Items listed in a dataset
────────

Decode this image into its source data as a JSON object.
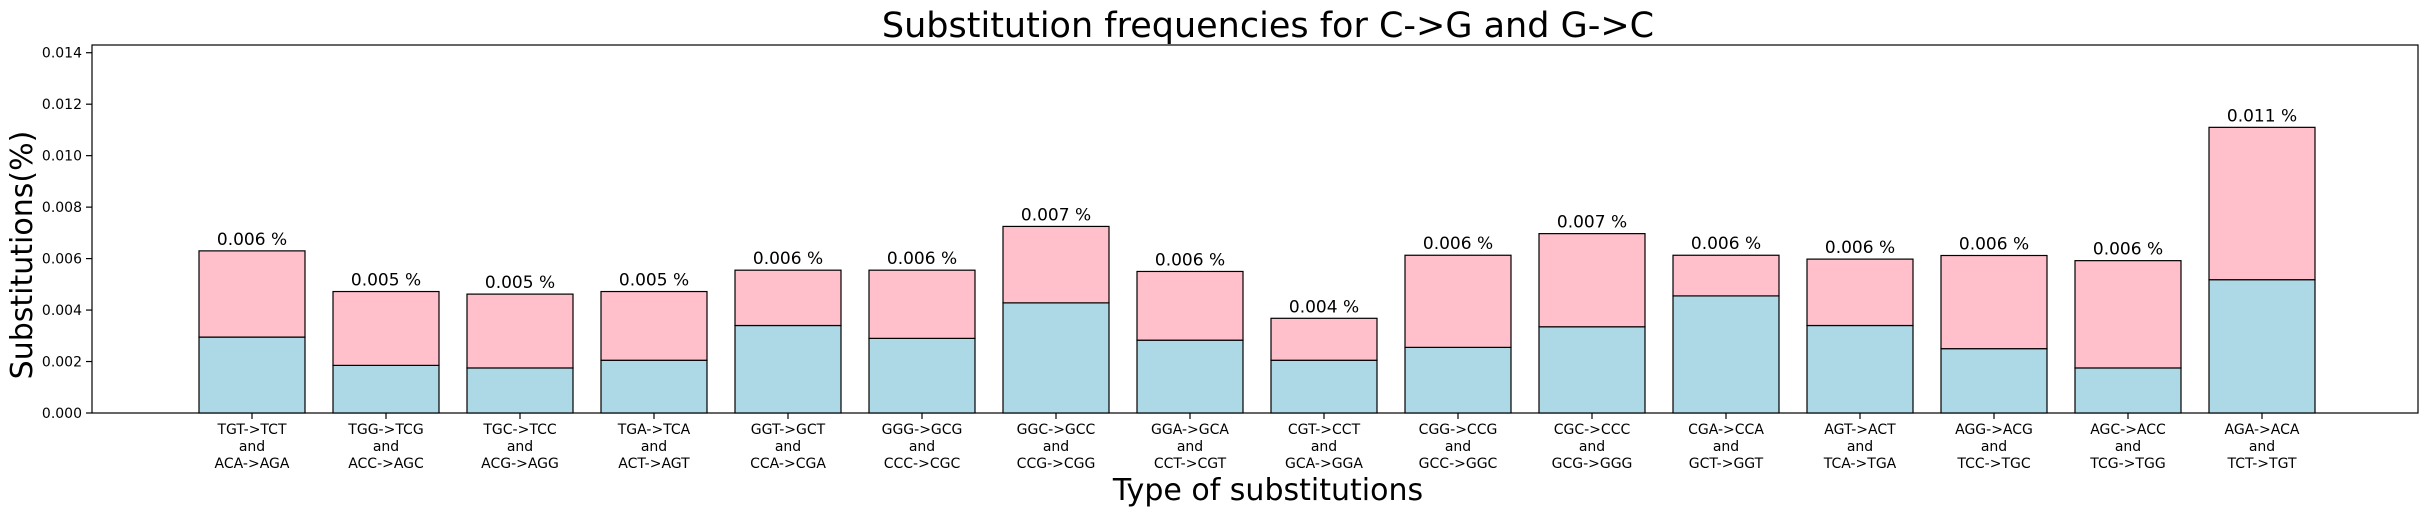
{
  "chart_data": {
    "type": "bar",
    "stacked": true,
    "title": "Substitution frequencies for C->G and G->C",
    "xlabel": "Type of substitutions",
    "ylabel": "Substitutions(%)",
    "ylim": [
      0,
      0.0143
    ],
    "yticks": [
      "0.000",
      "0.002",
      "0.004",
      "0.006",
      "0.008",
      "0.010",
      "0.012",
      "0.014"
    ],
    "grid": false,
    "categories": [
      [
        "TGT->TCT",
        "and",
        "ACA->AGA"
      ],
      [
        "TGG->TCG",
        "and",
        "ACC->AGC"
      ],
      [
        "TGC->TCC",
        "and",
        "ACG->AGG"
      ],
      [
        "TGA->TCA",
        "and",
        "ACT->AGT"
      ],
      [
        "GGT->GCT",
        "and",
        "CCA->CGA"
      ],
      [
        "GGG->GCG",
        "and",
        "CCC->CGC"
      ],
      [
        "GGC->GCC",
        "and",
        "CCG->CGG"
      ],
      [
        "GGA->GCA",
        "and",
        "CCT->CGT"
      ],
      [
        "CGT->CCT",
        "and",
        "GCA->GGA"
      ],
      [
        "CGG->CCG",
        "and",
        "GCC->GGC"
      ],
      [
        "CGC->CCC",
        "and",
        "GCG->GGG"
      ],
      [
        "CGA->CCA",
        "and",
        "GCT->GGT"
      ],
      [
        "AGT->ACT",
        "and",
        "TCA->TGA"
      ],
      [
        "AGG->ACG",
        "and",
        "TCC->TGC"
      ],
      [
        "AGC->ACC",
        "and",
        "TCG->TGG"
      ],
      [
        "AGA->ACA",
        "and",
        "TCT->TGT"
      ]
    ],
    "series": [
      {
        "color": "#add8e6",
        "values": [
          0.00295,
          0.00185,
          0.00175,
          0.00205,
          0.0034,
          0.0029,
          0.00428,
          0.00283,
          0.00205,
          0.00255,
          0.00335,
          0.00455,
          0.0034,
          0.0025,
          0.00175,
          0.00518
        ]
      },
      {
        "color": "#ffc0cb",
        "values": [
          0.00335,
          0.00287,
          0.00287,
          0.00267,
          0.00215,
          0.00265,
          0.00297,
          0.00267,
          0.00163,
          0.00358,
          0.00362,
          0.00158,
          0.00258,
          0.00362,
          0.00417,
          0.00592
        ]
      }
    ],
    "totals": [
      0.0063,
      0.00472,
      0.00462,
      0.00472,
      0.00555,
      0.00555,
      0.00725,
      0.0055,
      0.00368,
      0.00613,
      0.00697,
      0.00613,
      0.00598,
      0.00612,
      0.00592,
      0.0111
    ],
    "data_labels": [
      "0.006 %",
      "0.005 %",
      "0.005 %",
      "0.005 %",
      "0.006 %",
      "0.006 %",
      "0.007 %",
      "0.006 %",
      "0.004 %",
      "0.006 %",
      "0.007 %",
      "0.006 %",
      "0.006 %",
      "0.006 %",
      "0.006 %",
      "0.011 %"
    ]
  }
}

────────

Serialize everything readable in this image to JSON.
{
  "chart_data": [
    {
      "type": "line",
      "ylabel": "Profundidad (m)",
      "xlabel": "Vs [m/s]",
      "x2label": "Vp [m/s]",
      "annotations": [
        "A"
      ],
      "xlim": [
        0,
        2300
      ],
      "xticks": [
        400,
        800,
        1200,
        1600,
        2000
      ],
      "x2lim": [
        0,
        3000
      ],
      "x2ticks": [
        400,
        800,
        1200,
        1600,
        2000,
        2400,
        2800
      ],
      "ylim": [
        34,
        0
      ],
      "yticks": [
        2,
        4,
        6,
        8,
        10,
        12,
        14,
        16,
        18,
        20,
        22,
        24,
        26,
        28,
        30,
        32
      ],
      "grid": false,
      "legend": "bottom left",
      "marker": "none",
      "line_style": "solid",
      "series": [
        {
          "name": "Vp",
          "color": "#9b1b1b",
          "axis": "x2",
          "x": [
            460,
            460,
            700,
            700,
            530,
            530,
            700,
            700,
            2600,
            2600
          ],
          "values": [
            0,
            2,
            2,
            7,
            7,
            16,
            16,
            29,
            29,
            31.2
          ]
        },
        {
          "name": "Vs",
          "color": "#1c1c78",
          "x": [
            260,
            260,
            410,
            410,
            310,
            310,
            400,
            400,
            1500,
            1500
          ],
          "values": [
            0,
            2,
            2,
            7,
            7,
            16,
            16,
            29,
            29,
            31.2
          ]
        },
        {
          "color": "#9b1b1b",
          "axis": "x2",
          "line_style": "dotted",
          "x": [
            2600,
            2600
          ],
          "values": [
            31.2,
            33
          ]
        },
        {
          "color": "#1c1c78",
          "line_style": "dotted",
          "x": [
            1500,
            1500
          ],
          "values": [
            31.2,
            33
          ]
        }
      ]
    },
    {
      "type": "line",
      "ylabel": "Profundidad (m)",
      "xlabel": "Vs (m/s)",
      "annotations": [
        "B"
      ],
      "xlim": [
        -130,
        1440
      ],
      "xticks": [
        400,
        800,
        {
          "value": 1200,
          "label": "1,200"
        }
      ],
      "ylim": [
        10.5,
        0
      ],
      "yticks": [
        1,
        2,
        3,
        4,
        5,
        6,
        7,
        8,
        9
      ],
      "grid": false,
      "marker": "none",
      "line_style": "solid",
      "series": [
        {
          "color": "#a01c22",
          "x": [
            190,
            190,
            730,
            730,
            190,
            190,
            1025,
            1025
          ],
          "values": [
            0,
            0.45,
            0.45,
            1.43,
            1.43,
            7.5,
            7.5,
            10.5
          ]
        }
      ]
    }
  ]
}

────────

_Job_:
Work out how many lines above have the string "image" in them, and give only the number.

_Expected answer_:
2